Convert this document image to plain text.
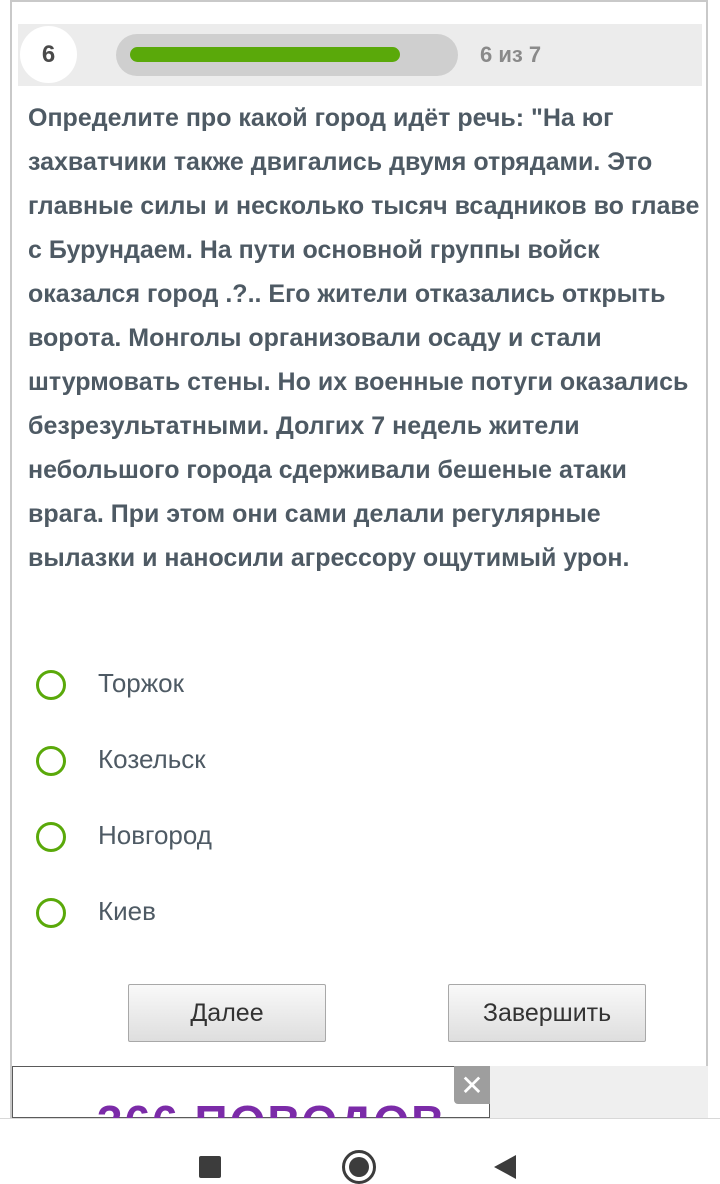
6	6 из 7

Определите про какой город идёт речь: "На юг захватчики также двигались двумя отрядами. Это главные силы и несколько тысяч всадников во главе с Бурундаем. На пути основной группы войск оказался город .?.. Его жители отказались открыть ворота. Монголы организовали осаду и стали штурмовать стены. Но их военные потуги оказались безрезультатными. Долгих 7 недель жители небольшого города сдерживали бешеные атаки врага. При этом они сами делали регулярные вылазки и наносили агрессору ощутимый урон.

Торжок
Козельск
Новгород
Киев
Далее	Завершить
✕
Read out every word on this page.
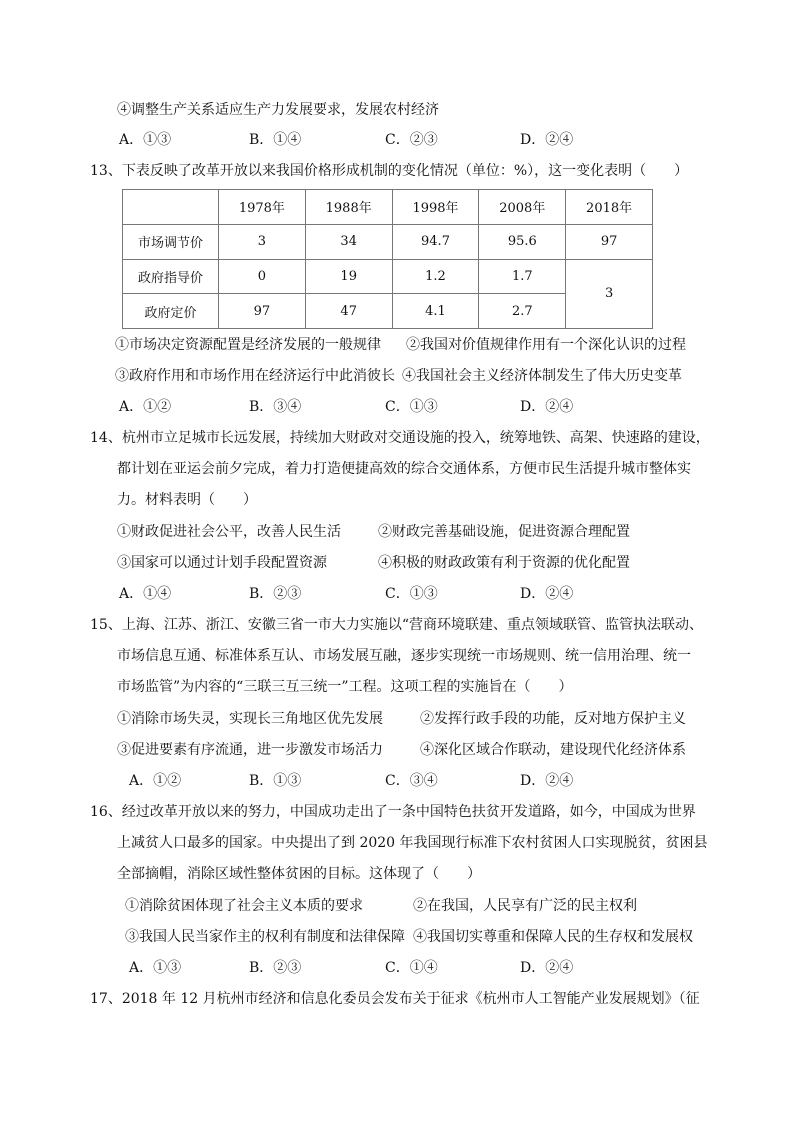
④调整生产关系适应生产力发展要求，发展农村经济
A．①③	B．①④	C．②③	D．②④
13、下表反映了改革开放以来我国价格形成机制的变化情况（单位：%），这一变化表明（　　）
	1978年	1988年	1998年	2008年	2018年
市场调节价	3	34	94.7	95.6	97
政府指导价	0	19	1.2	1.7	3
政府定价	97	47	4.1	2.7	
①市场决定资源配置是经济发展的一般规律 ②我国对价值规律作用有一个深化认识的过程
③政府作用和市场作用在经济运行中此消彼长 ④我国社会主义经济体制发生了伟大历史变革
A．①②	B．③④	C．①③	D．②④
14、杭州市立足城市长远发展，持续加大财政对交通设施的投入，统筹地铁、高架、快速路的建设，
都计划在亚运会前夕完成，着力打造便捷高效的综合交通体系，方便市民生活提升城市整体实
力。材料表明（　　）
①财政促进社会公平，改善人民生活	②财政完善基础设施，促进资源合理配置
③国家可以通过计划手段配置资源	④积极的财政政策有利于资源的优化配置
A．①④	B．②③	C．①③	D．②④
15、上海、江苏、浙江、安徽三省一市大力实施以“营商环境联建、重点领域联管、监管执法联动、
市场信息互通、标准体系互认、市场发展互融，逐步实现统一市场规则、统一信用治理、统一
市场监管”为内容的“三联三互三统一”工程。这项工程的实施旨在（　　）
①消除市场失灵，实现长三角地区优先发展	②发挥行政手段的功能，反对地方保护主义
③促进要素有序流通，进一步激发市场活力	④深化区域合作联动，建设现代化经济体系
A．①②	B．①③	C．③④	D．②④
16、经过改革开放以来的努力，中国成功走出了一条中国特色扶贫开发道路，如今，中国成为世界
上减贫人口最多的国家。中央提出了到 2020 年我国现行标准下农村贫困人口实现脱贫，贫困县
全部摘帽，消除区域性整体贫困的目标。这体现了（　　）
①消除贫困体现了社会主义本质的要求	②在我国，人民享有广泛的民主权利
③我国人民当家作主的权利有制度和法律保障 ④我国切实尊重和保障人民的生存权和发展权
A．①③	B．②③	C．①④	D．②④
17、2018 年 12 月杭州市经济和信息化委员会发布关于征求《杭州市人工智能产业发展规划》（征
★ ★ ★ ★ ★ ★ ★
Prompt: Go back to the records above and write them out exactly, without the pictures.

Task output:
Convert this document image to plain text.
6	6 из 7

Определите про какой город идёт речь: "На юг захватчики также двигались двумя отрядами. Это главные силы и несколько тысяч всадников во главе с Бурундаем. На пути основной группы войск оказался город .?.. Его жители отказались открыть ворота. Монголы организовали осаду и стали штурмовать стены. Но их военные потуги оказались безрезультатными. Долгих 7 недель жители небольшого города сдерживали бешеные атаки врага. При этом они сами делали регулярные вылазки и наносили агрессору ощутимый урон.

Торжок
Козельск
Новгород
Киев
Далее	Завершить
✕
Read out every word on this page.
④调整生产关系适应生产力发展要求，发展农村经济
A．①③	B．①④	C．②③	D．②④
13、下表反映了改革开放以来我国价格形成机制的变化情况（单位：%），这一变化表明（　　）
	1978年	1988年	1998年	2008年	2018年
市场调节价	3	34	94.7	95.6	97
政府指导价	0	19	1.2	1.7	3
政府定价	97	47	4.1	2.7	
①市场决定资源配置是经济发展的一般规律 ②我国对价值规律作用有一个深化认识的过程
③政府作用和市场作用在经济运行中此消彼长 ④我国社会主义经济体制发生了伟大历史变革
A．①②	B．③④	C．①③	D．②④
14、杭州市立足城市长远发展，持续加大财政对交通设施的投入，统筹地铁、高架、快速路的建设，
都计划在亚运会前夕完成，着力打造便捷高效的综合交通体系，方便市民生活提升城市整体实
力。材料表明（　　）
①财政促进社会公平，改善人民生活	②财政完善基础设施，促进资源合理配置
③国家可以通过计划手段配置资源	④积极的财政政策有利于资源的优化配置
A．①④	B．②③	C．①③	D．②④
15、上海、江苏、浙江、安徽三省一市大力实施以“营商环境联建、重点领域联管、监管执法联动、
市场信息互通、标准体系互认、市场发展互融，逐步实现统一市场规则、统一信用治理、统一
市场监管”为内容的“三联三互三统一”工程。这项工程的实施旨在（　　）
①消除市场失灵，实现长三角地区优先发展	②发挥行政手段的功能，反对地方保护主义
③促进要素有序流通，进一步激发市场活力	④深化区域合作联动，建设现代化经济体系
A．①②	B．①③	C．③④	D．②④
16、经过改革开放以来的努力，中国成功走出了一条中国特色扶贫开发道路，如今，中国成为世界
上减贫人口最多的国家。中央提出了到 2020 年我国现行标准下农村贫困人口实现脱贫，贫困县
全部摘帽，消除区域性整体贫困的目标。这体现了（　　）
①消除贫困体现了社会主义本质的要求	②在我国，人民享有广泛的民主权利
③我国人民当家作主的权利有制度和法律保障 ④我国切实尊重和保障人民的生存权和发展权
A．①③	B．②③	C．①④	D．②④
17、2018 年 12 月杭州市经济和信息化委员会发布关于征求《杭州市人工智能产业发展规划》（征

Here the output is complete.